start Data shown

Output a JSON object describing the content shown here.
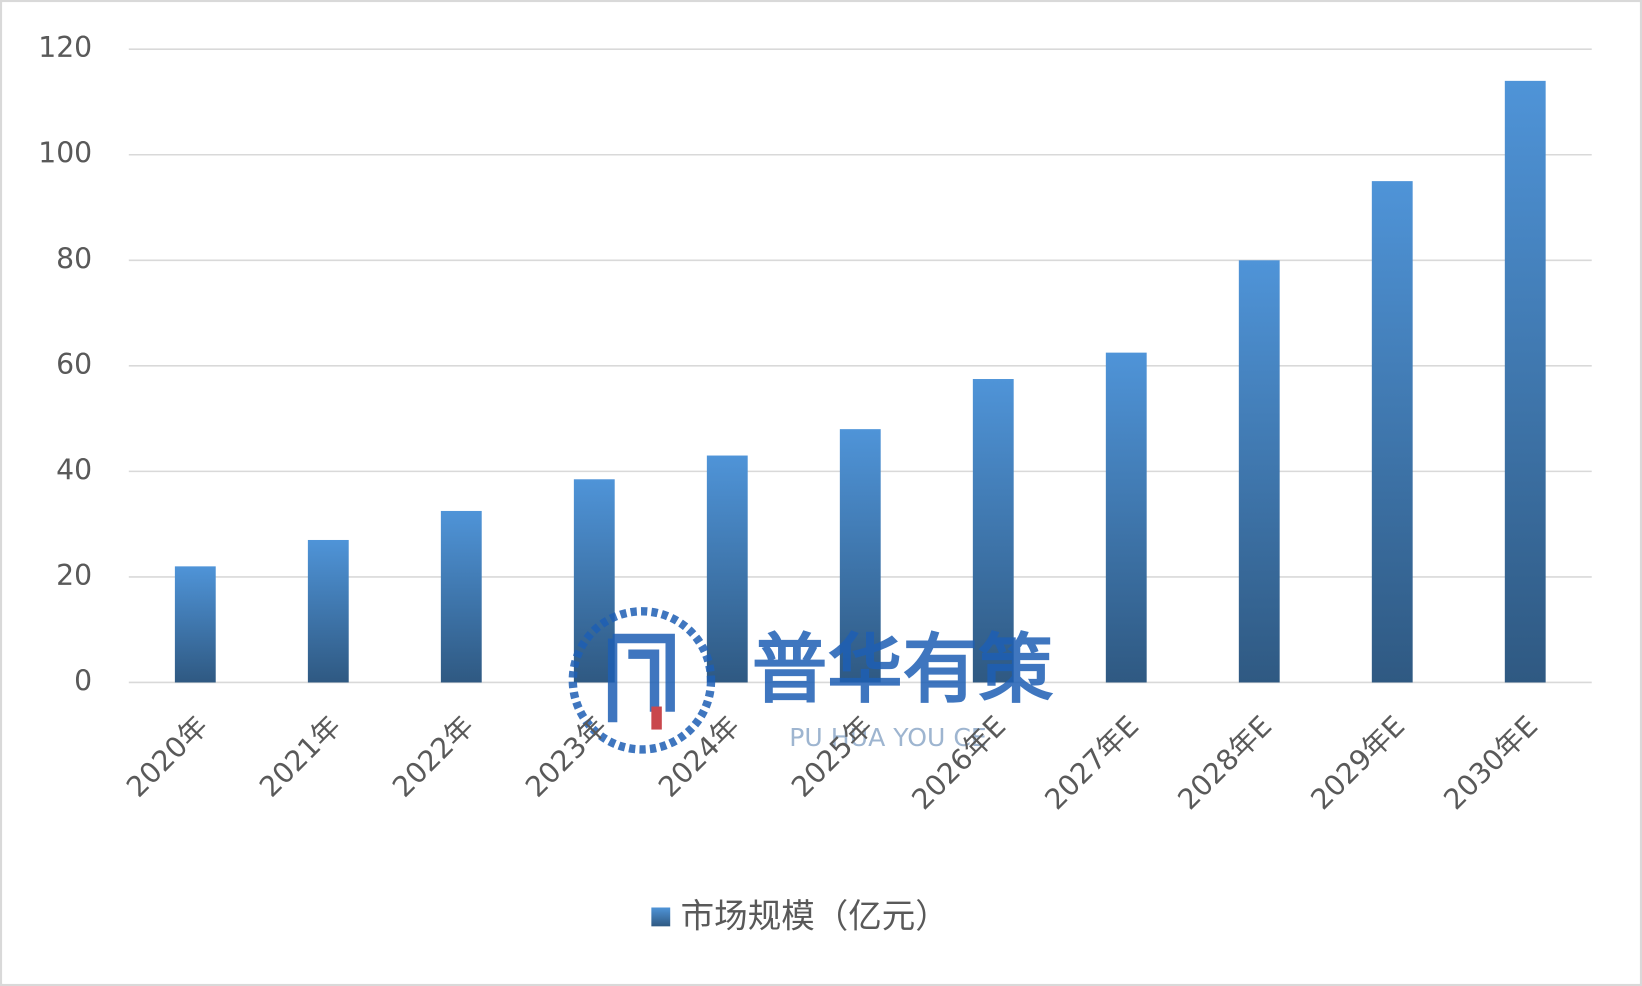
{
  "chart_data": {
    "type": "bar",
    "categories": [
      "2020年",
      "2021年",
      "2022年",
      "2023年",
      "2024年",
      "2025年",
      "2026年E",
      "2027年E",
      "2028年E",
      "2029年E",
      "2030年E"
    ],
    "series": [
      {
        "name": "市场规模（亿元）",
        "color": "#4f94d8",
        "values": [
          22,
          27,
          32.5,
          38.5,
          43,
          48,
          57.5,
          62.5,
          80,
          95,
          114
        ]
      }
    ],
    "ylim": [
      0,
      120
    ],
    "yticks": [
      0,
      20,
      40,
      60,
      80,
      100,
      120
    ],
    "grid": true,
    "legend": "bottom",
    "watermark": "普华有策",
    "watermark_subtitle": "PU HUA YOU CE"
  }
}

end Data shown

### Do this
In your copy of the listing above, reproduce each line exactly and omit all pictures.

### Response to the task
Output a JSON object describing the content shown here.
{
  "chart_data": {
    "type": "bar",
    "categories": [
      "2020年",
      "2021年",
      "2022年",
      "2023年",
      "2024年",
      "2025年",
      "2026年E",
      "2027年E",
      "2028年E",
      "2029年E",
      "2030年E"
    ],
    "series": [
      {
        "name": "市场规模（亿元）",
        "color": "#4f94d8",
        "values": [
          22,
          27,
          32.5,
          38.5,
          43,
          48,
          57.5,
          62.5,
          80,
          95,
          114
        ]
      }
    ],
    "ylim": [
      0,
      120
    ],
    "yticks": [
      0,
      20,
      40,
      60,
      80,
      100,
      120
    ],
    "grid": true,
    "legend": "bottom",
    "watermark": "普华有策",
    "watermark_subtitle": "PU HUA YOU CE"
  }
}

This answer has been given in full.